>> begin DATASET CONTENT
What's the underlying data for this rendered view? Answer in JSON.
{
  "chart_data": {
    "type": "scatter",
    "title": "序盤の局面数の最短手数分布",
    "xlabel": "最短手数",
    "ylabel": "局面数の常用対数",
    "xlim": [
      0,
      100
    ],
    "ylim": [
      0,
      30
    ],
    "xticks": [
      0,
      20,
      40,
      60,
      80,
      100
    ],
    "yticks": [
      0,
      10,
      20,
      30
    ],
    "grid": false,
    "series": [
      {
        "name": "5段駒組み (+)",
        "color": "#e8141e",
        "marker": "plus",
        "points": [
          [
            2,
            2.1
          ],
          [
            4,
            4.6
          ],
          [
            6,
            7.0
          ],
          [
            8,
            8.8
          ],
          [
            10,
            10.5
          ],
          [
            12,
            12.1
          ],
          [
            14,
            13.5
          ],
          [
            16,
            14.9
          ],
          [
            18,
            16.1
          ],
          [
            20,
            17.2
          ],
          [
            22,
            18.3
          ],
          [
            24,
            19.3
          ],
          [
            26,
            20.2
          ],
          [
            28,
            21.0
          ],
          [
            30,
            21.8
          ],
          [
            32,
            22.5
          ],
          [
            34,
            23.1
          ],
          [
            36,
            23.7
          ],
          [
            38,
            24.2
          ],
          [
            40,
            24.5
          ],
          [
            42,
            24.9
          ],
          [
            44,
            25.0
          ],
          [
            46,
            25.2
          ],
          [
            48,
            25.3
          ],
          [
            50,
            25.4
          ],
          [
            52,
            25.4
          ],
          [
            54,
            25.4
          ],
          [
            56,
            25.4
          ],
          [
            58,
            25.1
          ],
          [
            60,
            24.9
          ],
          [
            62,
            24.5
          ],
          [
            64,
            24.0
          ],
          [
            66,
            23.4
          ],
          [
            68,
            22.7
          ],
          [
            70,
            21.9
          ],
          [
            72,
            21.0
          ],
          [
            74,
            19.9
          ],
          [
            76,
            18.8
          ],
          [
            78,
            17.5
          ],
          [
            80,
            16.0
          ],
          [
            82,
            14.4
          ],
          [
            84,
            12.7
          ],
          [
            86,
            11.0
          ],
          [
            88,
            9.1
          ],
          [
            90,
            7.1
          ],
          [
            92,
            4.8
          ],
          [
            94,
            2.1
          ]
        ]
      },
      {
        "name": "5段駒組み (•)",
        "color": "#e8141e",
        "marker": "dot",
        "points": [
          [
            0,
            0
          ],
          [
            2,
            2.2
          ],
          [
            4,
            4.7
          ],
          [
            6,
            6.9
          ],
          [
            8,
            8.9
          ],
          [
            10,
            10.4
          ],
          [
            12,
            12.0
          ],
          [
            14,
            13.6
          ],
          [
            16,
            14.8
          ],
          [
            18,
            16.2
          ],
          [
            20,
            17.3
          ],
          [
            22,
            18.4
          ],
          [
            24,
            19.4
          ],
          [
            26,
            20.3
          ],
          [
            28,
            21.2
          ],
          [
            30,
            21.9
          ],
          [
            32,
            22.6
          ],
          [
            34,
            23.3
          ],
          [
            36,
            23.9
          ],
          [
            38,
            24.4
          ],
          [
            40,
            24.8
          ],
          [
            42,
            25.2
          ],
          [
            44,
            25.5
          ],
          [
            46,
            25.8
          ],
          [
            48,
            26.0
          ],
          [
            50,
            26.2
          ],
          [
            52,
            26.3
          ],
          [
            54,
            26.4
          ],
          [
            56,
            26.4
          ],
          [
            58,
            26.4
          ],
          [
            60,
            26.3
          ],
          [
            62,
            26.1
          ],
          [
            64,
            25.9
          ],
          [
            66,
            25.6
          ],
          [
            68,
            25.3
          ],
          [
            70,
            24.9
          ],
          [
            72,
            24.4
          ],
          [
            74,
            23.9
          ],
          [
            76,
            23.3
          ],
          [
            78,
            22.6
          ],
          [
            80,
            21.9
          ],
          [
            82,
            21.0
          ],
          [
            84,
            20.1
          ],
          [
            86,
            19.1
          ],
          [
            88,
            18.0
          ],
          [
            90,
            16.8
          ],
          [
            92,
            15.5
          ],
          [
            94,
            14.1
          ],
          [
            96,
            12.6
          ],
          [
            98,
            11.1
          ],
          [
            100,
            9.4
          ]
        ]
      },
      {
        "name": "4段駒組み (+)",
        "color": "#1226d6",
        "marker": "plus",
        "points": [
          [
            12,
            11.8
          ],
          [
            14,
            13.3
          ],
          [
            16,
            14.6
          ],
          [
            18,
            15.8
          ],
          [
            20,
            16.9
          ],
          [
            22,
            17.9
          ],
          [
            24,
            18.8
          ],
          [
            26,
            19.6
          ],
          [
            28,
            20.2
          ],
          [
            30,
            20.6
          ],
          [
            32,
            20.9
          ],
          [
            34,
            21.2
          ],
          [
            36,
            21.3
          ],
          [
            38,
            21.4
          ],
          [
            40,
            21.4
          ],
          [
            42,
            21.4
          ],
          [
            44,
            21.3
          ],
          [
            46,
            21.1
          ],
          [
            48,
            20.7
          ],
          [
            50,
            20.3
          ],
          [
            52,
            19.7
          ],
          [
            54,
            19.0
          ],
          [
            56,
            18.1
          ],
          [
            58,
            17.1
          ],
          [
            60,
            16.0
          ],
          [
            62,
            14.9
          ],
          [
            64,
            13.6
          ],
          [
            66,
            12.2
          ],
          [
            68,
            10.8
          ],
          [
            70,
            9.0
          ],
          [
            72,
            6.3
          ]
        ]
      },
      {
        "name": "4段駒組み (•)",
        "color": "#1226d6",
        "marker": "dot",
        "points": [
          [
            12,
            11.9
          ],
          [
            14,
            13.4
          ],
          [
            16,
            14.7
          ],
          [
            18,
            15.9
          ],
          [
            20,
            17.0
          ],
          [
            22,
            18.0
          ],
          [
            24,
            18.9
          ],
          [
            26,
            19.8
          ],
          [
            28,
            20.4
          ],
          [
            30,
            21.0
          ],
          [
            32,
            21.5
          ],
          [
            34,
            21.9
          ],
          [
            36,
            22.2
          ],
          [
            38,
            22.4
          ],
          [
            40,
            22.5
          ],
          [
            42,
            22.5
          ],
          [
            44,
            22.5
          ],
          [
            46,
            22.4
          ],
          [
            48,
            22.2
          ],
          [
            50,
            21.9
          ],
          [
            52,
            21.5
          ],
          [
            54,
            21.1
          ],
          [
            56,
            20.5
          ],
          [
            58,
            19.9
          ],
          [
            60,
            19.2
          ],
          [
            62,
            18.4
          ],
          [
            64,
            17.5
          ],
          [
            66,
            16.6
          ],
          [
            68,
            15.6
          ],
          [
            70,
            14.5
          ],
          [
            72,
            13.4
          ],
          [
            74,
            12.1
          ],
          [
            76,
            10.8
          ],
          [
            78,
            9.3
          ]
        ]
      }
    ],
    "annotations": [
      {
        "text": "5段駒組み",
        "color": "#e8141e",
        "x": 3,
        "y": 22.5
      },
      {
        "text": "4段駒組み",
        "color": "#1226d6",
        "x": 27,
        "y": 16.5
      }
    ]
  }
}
>> end DATASET CONTENT
_WHAT THE EXERCISE ASKS_
Restate every line of the data word for word.

_OUTPUT BELOW_
What's the underlying data for this rendered view? Answer in JSON.
{
  "chart_data": {
    "type": "scatter",
    "title": "序盤の局面数の最短手数分布",
    "xlabel": "最短手数",
    "ylabel": "局面数の常用対数",
    "xlim": [
      0,
      100
    ],
    "ylim": [
      0,
      30
    ],
    "xticks": [
      0,
      20,
      40,
      60,
      80,
      100
    ],
    "yticks": [
      0,
      10,
      20,
      30
    ],
    "grid": false,
    "series": [
      {
        "name": "5段駒組み (+)",
        "color": "#e8141e",
        "marker": "plus",
        "points": [
          [
            2,
            2.1
          ],
          [
            4,
            4.6
          ],
          [
            6,
            7.0
          ],
          [
            8,
            8.8
          ],
          [
            10,
            10.5
          ],
          [
            12,
            12.1
          ],
          [
            14,
            13.5
          ],
          [
            16,
            14.9
          ],
          [
            18,
            16.1
          ],
          [
            20,
            17.2
          ],
          [
            22,
            18.3
          ],
          [
            24,
            19.3
          ],
          [
            26,
            20.2
          ],
          [
            28,
            21.0
          ],
          [
            30,
            21.8
          ],
          [
            32,
            22.5
          ],
          [
            34,
            23.1
          ],
          [
            36,
            23.7
          ],
          [
            38,
            24.2
          ],
          [
            40,
            24.5
          ],
          [
            42,
            24.9
          ],
          [
            44,
            25.0
          ],
          [
            46,
            25.2
          ],
          [
            48,
            25.3
          ],
          [
            50,
            25.4
          ],
          [
            52,
            25.4
          ],
          [
            54,
            25.4
          ],
          [
            56,
            25.4
          ],
          [
            58,
            25.1
          ],
          [
            60,
            24.9
          ],
          [
            62,
            24.5
          ],
          [
            64,
            24.0
          ],
          [
            66,
            23.4
          ],
          [
            68,
            22.7
          ],
          [
            70,
            21.9
          ],
          [
            72,
            21.0
          ],
          [
            74,
            19.9
          ],
          [
            76,
            18.8
          ],
          [
            78,
            17.5
          ],
          [
            80,
            16.0
          ],
          [
            82,
            14.4
          ],
          [
            84,
            12.7
          ],
          [
            86,
            11.0
          ],
          [
            88,
            9.1
          ],
          [
            90,
            7.1
          ],
          [
            92,
            4.8
          ],
          [
            94,
            2.1
          ]
        ]
      },
      {
        "name": "5段駒組み (•)",
        "color": "#e8141e",
        "marker": "dot",
        "points": [
          [
            0,
            0
          ],
          [
            2,
            2.2
          ],
          [
            4,
            4.7
          ],
          [
            6,
            6.9
          ],
          [
            8,
            8.9
          ],
          [
            10,
            10.4
          ],
          [
            12,
            12.0
          ],
          [
            14,
            13.6
          ],
          [
            16,
            14.8
          ],
          [
            18,
            16.2
          ],
          [
            20,
            17.3
          ],
          [
            22,
            18.4
          ],
          [
            24,
            19.4
          ],
          [
            26,
            20.3
          ],
          [
            28,
            21.2
          ],
          [
            30,
            21.9
          ],
          [
            32,
            22.6
          ],
          [
            34,
            23.3
          ],
          [
            36,
            23.9
          ],
          [
            38,
            24.4
          ],
          [
            40,
            24.8
          ],
          [
            42,
            25.2
          ],
          [
            44,
            25.5
          ],
          [
            46,
            25.8
          ],
          [
            48,
            26.0
          ],
          [
            50,
            26.2
          ],
          [
            52,
            26.3
          ],
          [
            54,
            26.4
          ],
          [
            56,
            26.4
          ],
          [
            58,
            26.4
          ],
          [
            60,
            26.3
          ],
          [
            62,
            26.1
          ],
          [
            64,
            25.9
          ],
          [
            66,
            25.6
          ],
          [
            68,
            25.3
          ],
          [
            70,
            24.9
          ],
          [
            72,
            24.4
          ],
          [
            74,
            23.9
          ],
          [
            76,
            23.3
          ],
          [
            78,
            22.6
          ],
          [
            80,
            21.9
          ],
          [
            82,
            21.0
          ],
          [
            84,
            20.1
          ],
          [
            86,
            19.1
          ],
          [
            88,
            18.0
          ],
          [
            90,
            16.8
          ],
          [
            92,
            15.5
          ],
          [
            94,
            14.1
          ],
          [
            96,
            12.6
          ],
          [
            98,
            11.1
          ],
          [
            100,
            9.4
          ]
        ]
      },
      {
        "name": "4段駒組み (+)",
        "color": "#1226d6",
        "marker": "plus",
        "points": [
          [
            12,
            11.8
          ],
          [
            14,
            13.3
          ],
          [
            16,
            14.6
          ],
          [
            18,
            15.8
          ],
          [
            20,
            16.9
          ],
          [
            22,
            17.9
          ],
          [
            24,
            18.8
          ],
          [
            26,
            19.6
          ],
          [
            28,
            20.2
          ],
          [
            30,
            20.6
          ],
          [
            32,
            20.9
          ],
          [
            34,
            21.2
          ],
          [
            36,
            21.3
          ],
          [
            38,
            21.4
          ],
          [
            40,
            21.4
          ],
          [
            42,
            21.4
          ],
          [
            44,
            21.3
          ],
          [
            46,
            21.1
          ],
          [
            48,
            20.7
          ],
          [
            50,
            20.3
          ],
          [
            52,
            19.7
          ],
          [
            54,
            19.0
          ],
          [
            56,
            18.1
          ],
          [
            58,
            17.1
          ],
          [
            60,
            16.0
          ],
          [
            62,
            14.9
          ],
          [
            64,
            13.6
          ],
          [
            66,
            12.2
          ],
          [
            68,
            10.8
          ],
          [
            70,
            9.0
          ],
          [
            72,
            6.3
          ]
        ]
      },
      {
        "name": "4段駒組み (•)",
        "color": "#1226d6",
        "marker": "dot",
        "points": [
          [
            12,
            11.9
          ],
          [
            14,
            13.4
          ],
          [
            16,
            14.7
          ],
          [
            18,
            15.9
          ],
          [
            20,
            17.0
          ],
          [
            22,
            18.0
          ],
          [
            24,
            18.9
          ],
          [
            26,
            19.8
          ],
          [
            28,
            20.4
          ],
          [
            30,
            21.0
          ],
          [
            32,
            21.5
          ],
          [
            34,
            21.9
          ],
          [
            36,
            22.2
          ],
          [
            38,
            22.4
          ],
          [
            40,
            22.5
          ],
          [
            42,
            22.5
          ],
          [
            44,
            22.5
          ],
          [
            46,
            22.4
          ],
          [
            48,
            22.2
          ],
          [
            50,
            21.9
          ],
          [
            52,
            21.5
          ],
          [
            54,
            21.1
          ],
          [
            56,
            20.5
          ],
          [
            58,
            19.9
          ],
          [
            60,
            19.2
          ],
          [
            62,
            18.4
          ],
          [
            64,
            17.5
          ],
          [
            66,
            16.6
          ],
          [
            68,
            15.6
          ],
          [
            70,
            14.5
          ],
          [
            72,
            13.4
          ],
          [
            74,
            12.1
          ],
          [
            76,
            10.8
          ],
          [
            78,
            9.3
          ]
        ]
      }
    ],
    "annotations": [
      {
        "text": "5段駒組み",
        "color": "#e8141e",
        "x": 3,
        "y": 22.5
      },
      {
        "text": "4段駒組み",
        "color": "#1226d6",
        "x": 27,
        "y": 16.5
      }
    ]
  }
}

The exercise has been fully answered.